OBJECTIVE ->
Scan the data below and report how many lines include the word "sein". Nothing else is wanted.

DATA SECTION ->
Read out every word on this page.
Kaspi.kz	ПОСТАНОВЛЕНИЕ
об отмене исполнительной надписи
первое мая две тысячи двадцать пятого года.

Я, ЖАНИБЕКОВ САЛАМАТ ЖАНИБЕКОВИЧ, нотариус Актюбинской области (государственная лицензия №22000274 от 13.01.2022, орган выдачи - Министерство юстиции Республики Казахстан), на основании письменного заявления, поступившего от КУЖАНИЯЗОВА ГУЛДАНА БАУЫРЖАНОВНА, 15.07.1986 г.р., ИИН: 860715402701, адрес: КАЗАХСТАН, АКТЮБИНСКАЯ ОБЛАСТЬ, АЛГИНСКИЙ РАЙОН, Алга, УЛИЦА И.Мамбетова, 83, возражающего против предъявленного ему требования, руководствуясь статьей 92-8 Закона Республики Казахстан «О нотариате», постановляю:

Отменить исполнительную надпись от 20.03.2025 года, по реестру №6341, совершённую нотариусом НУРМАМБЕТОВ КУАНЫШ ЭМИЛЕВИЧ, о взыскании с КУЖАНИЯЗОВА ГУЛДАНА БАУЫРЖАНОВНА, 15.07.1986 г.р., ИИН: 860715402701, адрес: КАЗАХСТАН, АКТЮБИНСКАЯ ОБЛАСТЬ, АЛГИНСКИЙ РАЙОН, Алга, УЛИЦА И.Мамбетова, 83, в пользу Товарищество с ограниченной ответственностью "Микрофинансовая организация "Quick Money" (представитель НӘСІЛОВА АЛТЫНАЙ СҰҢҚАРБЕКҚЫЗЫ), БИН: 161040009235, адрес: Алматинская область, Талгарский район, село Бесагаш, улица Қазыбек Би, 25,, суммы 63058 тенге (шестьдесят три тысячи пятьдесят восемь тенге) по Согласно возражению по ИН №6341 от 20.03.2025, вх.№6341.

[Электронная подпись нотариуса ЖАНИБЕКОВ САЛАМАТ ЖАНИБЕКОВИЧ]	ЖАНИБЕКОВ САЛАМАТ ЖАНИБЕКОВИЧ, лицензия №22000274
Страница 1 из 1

--

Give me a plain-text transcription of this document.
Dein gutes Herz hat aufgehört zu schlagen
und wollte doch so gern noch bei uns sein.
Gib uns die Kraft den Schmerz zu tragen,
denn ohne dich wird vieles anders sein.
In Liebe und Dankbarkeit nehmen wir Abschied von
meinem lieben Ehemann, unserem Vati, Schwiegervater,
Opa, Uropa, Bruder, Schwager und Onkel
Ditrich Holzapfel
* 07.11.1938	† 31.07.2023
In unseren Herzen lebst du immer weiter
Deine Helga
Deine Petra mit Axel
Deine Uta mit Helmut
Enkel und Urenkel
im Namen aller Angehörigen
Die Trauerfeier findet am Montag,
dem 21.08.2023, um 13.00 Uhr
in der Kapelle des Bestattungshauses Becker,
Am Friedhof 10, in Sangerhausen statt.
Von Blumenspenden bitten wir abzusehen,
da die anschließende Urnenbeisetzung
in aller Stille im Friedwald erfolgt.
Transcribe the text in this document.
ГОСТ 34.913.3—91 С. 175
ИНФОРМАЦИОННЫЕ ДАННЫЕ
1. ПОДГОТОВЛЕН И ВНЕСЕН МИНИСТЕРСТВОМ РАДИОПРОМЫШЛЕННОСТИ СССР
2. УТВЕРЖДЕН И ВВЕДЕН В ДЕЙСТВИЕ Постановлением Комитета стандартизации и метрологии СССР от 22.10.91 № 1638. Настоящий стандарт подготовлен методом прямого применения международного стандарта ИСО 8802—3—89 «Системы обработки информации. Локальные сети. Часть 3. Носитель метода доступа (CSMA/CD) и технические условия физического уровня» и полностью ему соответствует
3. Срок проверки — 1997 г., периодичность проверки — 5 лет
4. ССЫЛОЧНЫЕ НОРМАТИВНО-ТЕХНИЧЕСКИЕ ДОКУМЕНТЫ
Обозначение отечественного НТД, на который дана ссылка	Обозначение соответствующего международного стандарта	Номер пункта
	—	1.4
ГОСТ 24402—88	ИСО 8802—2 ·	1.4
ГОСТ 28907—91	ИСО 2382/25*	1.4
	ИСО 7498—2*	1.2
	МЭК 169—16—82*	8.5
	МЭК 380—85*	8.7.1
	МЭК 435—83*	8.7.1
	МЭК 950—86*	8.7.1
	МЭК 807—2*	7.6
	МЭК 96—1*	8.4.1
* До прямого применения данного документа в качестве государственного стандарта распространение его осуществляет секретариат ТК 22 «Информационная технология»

...

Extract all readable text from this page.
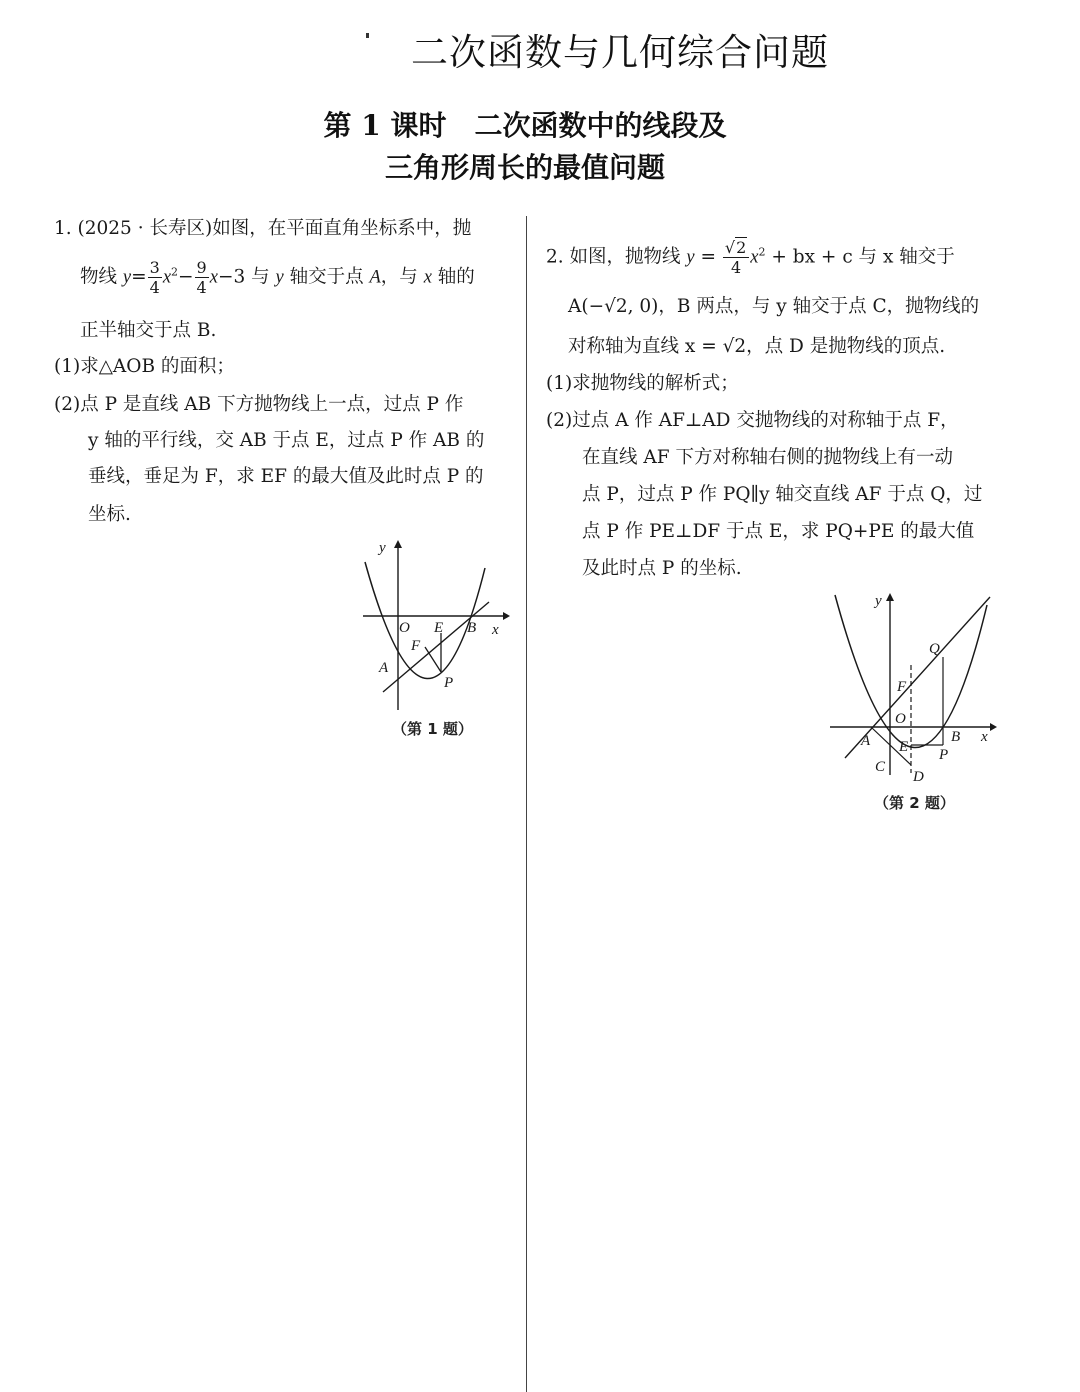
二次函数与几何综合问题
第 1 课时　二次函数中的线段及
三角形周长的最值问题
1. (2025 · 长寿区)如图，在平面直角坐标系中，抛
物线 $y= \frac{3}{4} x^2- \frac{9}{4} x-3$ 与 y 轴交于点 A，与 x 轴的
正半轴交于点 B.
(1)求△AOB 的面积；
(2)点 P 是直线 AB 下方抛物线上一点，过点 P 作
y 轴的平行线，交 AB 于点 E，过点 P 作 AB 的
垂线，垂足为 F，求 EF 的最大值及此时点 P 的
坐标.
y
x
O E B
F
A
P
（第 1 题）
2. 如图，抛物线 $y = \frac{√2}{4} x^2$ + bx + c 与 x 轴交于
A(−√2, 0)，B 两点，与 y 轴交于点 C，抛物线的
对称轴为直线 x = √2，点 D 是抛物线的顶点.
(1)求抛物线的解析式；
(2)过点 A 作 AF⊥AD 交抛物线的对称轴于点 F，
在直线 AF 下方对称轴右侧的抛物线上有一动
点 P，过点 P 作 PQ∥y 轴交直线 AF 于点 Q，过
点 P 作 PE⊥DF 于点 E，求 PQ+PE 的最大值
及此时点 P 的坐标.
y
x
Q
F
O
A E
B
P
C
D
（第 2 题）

FULL OUTPUT ->
2